[start of WORKING DATA]

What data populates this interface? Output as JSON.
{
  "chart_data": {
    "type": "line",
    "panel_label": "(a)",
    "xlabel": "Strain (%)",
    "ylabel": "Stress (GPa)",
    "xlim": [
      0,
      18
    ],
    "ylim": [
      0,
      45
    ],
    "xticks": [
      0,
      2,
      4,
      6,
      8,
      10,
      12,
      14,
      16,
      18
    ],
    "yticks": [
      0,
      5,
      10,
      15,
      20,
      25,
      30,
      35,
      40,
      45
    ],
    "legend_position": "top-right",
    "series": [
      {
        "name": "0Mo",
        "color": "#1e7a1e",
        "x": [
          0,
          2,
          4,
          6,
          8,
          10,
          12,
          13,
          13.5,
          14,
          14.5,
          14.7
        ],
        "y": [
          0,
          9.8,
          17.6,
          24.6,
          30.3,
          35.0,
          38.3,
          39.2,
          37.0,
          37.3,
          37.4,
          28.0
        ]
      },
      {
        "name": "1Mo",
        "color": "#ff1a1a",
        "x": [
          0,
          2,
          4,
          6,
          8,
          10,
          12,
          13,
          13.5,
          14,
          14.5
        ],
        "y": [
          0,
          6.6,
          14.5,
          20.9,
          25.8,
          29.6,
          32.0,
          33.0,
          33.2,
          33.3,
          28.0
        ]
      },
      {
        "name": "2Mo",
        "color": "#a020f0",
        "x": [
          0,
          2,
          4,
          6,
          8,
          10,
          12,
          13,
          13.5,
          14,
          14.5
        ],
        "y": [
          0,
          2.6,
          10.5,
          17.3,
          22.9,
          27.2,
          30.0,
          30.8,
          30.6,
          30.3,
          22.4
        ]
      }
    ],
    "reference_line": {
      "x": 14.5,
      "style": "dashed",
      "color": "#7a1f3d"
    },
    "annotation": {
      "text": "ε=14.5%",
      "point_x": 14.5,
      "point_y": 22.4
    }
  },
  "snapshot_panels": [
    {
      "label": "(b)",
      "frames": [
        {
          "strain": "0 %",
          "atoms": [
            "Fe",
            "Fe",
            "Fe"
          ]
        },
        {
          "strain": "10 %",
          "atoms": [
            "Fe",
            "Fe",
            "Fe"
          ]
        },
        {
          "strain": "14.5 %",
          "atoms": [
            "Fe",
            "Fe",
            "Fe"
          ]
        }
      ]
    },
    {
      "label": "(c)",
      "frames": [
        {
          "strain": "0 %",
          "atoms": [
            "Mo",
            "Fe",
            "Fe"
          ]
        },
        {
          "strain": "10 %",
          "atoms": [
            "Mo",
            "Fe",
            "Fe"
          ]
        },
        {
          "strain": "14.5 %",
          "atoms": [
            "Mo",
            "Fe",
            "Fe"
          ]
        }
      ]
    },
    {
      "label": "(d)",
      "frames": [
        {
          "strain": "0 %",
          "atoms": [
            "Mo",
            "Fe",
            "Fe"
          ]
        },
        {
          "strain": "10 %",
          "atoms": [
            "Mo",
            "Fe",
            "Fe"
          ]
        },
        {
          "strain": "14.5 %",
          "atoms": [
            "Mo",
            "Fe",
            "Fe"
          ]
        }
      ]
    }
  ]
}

[end of WORKING DATA]
[start of WORKING DATA]

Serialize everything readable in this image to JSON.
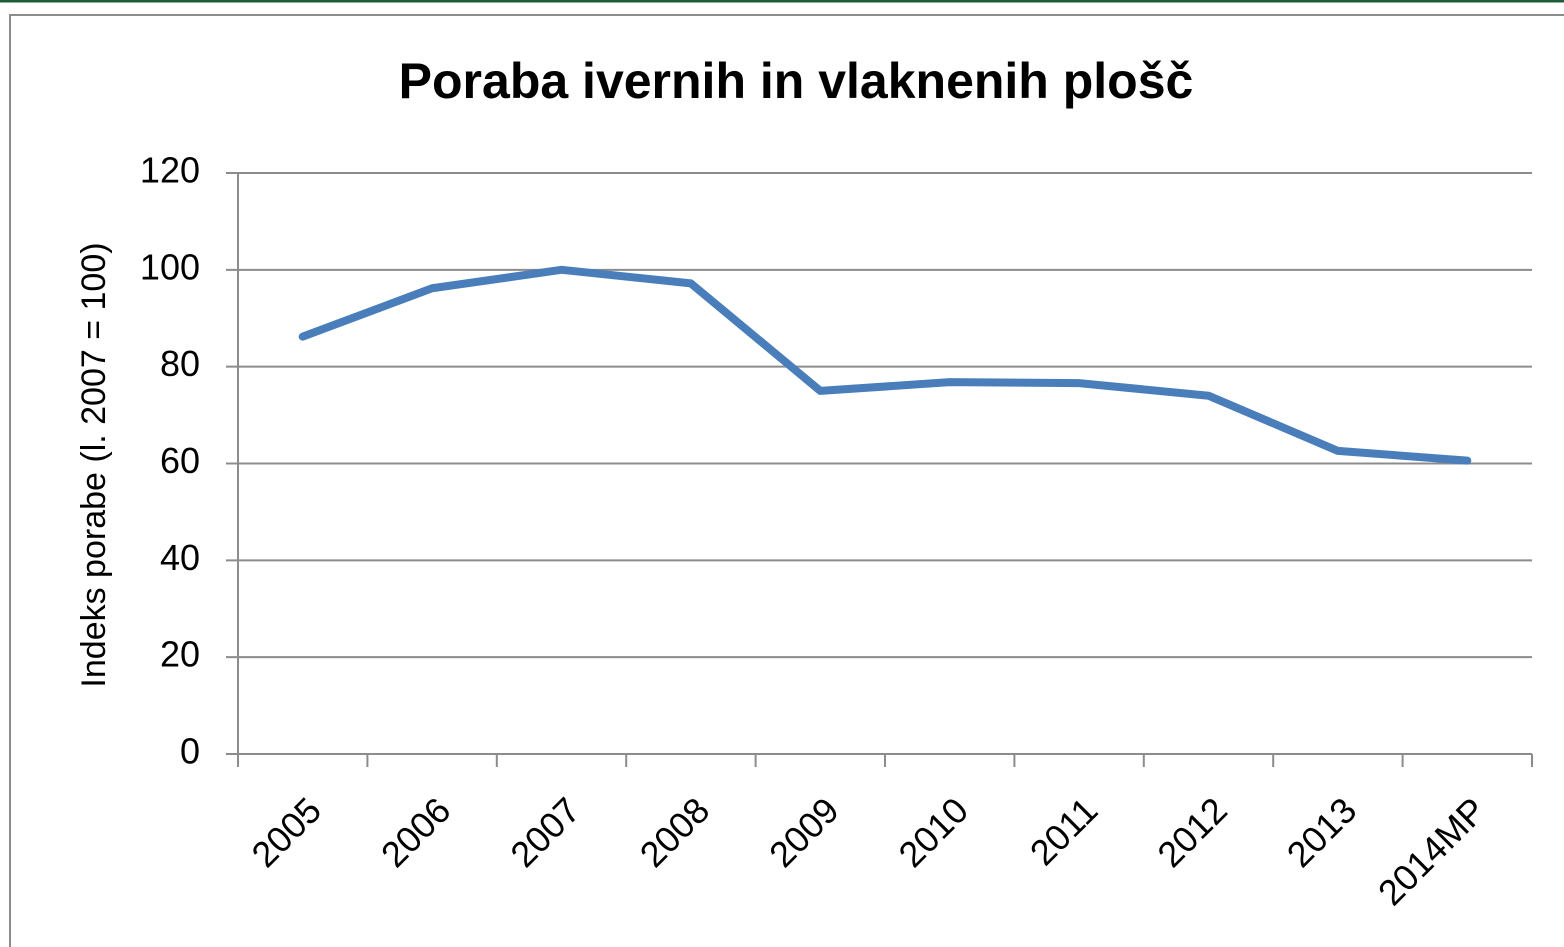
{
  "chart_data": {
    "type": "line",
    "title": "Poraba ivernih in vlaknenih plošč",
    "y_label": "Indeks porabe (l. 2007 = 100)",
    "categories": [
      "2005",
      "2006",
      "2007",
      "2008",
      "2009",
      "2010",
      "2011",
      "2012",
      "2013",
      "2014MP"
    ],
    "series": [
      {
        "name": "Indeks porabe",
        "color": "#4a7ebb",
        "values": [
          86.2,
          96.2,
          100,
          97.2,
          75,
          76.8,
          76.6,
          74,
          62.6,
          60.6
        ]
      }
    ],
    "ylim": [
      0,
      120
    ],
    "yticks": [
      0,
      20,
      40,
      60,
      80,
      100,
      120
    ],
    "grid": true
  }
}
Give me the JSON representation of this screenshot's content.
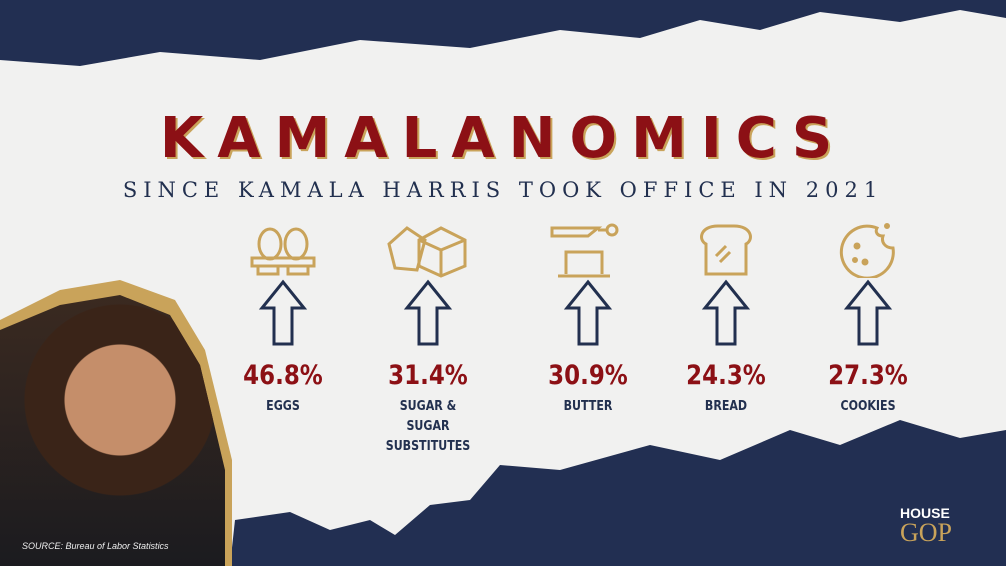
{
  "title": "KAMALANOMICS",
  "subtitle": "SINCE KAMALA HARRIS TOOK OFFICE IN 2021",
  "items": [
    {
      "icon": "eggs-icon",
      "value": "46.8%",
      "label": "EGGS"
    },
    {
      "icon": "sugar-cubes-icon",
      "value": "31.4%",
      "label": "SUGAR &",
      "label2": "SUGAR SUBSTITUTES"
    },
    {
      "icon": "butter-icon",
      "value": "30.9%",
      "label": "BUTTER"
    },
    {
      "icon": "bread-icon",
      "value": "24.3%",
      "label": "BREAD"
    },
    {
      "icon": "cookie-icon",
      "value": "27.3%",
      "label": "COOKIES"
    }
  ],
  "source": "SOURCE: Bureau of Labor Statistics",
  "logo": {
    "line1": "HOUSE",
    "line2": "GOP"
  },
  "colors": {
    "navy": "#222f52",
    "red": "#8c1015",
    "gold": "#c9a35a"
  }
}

[end of WORKING DATA]

** WRITTEN PROBLEM **
Show every line in the records above that contains the word "this".

** EXERCISE RESULT **
What data populates this interface? Output as JSON.
Serialize everything readable in this image to JSON.
Give me the JSON representation of this screenshot's content.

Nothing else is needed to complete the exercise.